* **Task**: Gather every line from the entries below that includes "this".
** BEGIN Records for the exercise **
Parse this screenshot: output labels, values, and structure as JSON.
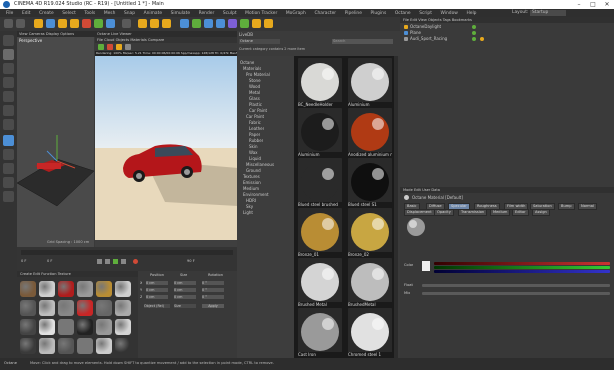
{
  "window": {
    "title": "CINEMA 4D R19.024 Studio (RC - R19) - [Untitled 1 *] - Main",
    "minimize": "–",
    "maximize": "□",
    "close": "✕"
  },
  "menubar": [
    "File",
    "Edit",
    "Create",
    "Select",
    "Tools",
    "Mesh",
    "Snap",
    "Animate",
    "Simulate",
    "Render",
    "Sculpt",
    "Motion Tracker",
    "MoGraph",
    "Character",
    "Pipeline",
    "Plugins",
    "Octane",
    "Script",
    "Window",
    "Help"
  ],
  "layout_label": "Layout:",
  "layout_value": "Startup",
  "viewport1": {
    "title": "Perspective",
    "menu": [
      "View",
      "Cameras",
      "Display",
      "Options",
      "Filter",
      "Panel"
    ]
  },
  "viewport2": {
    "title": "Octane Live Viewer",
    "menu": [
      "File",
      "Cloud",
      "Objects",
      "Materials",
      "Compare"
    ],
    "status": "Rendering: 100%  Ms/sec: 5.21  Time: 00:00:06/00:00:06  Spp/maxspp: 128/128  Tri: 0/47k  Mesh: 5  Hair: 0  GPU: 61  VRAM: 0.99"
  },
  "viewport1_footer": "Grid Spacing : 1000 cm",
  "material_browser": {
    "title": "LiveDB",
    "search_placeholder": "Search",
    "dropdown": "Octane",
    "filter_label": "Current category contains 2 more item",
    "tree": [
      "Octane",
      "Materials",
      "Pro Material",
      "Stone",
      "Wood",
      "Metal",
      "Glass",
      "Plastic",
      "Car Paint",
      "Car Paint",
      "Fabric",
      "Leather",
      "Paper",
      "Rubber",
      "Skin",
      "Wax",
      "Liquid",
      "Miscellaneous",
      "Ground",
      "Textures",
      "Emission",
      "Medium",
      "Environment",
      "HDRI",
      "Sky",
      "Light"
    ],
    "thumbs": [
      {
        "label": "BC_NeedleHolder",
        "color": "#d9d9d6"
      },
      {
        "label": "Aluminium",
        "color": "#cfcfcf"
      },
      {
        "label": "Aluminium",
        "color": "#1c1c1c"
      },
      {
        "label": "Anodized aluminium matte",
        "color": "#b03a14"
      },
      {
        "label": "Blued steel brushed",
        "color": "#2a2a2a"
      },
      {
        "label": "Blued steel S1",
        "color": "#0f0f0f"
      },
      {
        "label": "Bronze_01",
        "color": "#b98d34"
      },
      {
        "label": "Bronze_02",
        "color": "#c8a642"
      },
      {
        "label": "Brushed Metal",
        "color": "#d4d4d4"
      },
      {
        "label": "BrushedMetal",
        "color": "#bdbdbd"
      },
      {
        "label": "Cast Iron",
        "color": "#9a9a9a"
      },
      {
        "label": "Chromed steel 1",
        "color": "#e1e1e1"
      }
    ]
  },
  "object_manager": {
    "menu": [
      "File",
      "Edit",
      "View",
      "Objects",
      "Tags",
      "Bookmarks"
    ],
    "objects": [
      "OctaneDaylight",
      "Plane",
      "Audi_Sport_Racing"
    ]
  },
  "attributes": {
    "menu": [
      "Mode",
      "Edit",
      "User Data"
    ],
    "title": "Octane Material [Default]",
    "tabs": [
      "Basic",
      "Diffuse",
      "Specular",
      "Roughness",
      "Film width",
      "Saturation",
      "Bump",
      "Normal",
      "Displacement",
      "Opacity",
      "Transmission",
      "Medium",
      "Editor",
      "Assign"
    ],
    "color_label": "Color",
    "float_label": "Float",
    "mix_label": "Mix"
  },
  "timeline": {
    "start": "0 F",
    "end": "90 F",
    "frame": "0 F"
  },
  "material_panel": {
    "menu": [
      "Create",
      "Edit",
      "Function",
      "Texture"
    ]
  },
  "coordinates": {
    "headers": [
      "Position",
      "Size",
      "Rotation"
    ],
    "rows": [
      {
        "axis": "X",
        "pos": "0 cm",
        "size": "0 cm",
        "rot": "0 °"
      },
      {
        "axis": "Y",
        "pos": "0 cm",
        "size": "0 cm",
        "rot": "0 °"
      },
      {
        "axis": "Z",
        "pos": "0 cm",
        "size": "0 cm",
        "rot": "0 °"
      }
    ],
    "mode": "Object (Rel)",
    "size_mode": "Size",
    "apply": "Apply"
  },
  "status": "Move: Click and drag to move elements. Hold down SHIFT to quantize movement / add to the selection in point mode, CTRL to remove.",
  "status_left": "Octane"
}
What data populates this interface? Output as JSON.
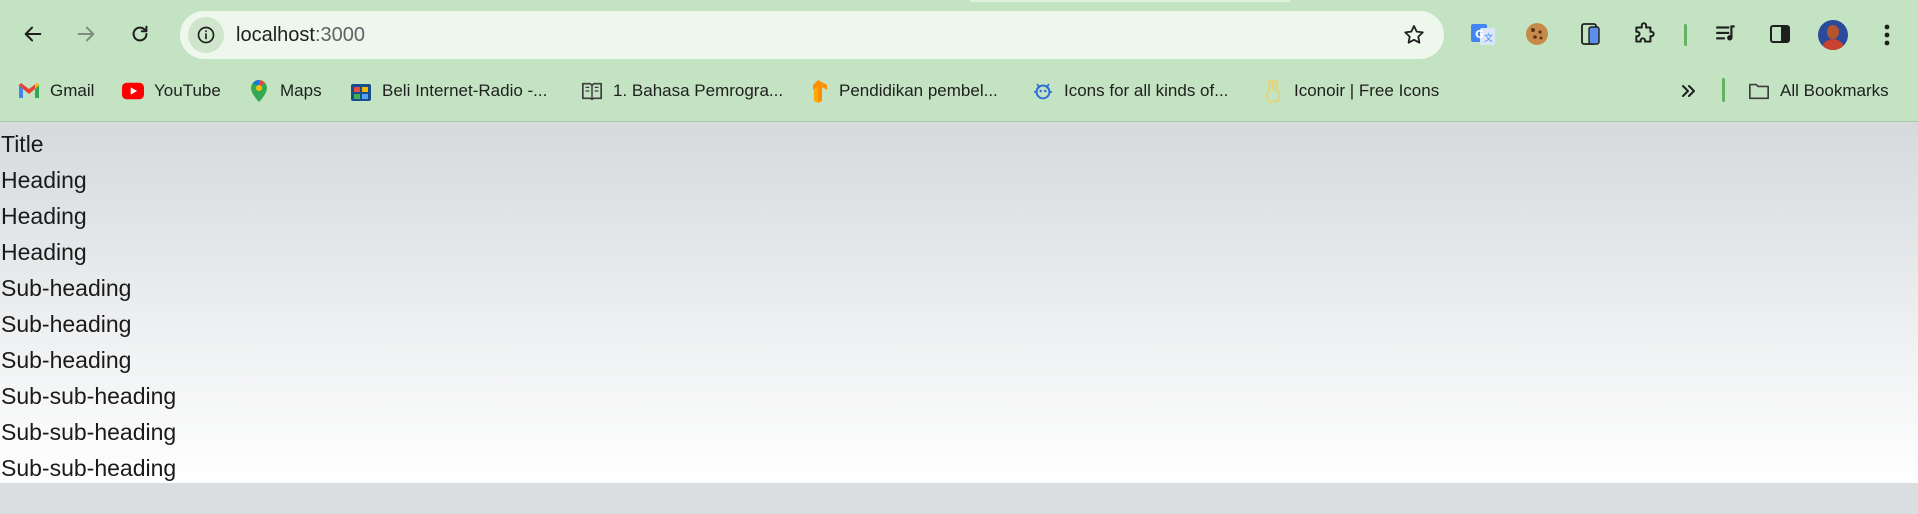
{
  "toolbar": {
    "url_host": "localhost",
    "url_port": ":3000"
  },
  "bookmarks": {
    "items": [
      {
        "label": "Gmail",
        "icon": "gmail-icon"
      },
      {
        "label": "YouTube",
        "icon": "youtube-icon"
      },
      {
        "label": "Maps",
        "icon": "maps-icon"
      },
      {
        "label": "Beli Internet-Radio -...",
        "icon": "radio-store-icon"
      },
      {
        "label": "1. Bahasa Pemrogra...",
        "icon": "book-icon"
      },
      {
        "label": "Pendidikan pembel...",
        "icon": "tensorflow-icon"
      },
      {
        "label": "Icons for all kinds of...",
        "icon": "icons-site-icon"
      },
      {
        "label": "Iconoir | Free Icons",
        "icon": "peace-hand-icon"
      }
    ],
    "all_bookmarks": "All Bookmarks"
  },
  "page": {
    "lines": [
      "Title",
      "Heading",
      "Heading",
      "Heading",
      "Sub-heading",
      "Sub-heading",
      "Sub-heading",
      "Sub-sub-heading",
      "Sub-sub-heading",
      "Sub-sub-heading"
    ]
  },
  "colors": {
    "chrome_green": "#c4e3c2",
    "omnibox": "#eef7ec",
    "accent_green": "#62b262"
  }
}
** END Records for the exercise **
* **The output**:
Parse this screenshot: output labels, values, and structure as JSON.
What data populates this interface? Output as JSON.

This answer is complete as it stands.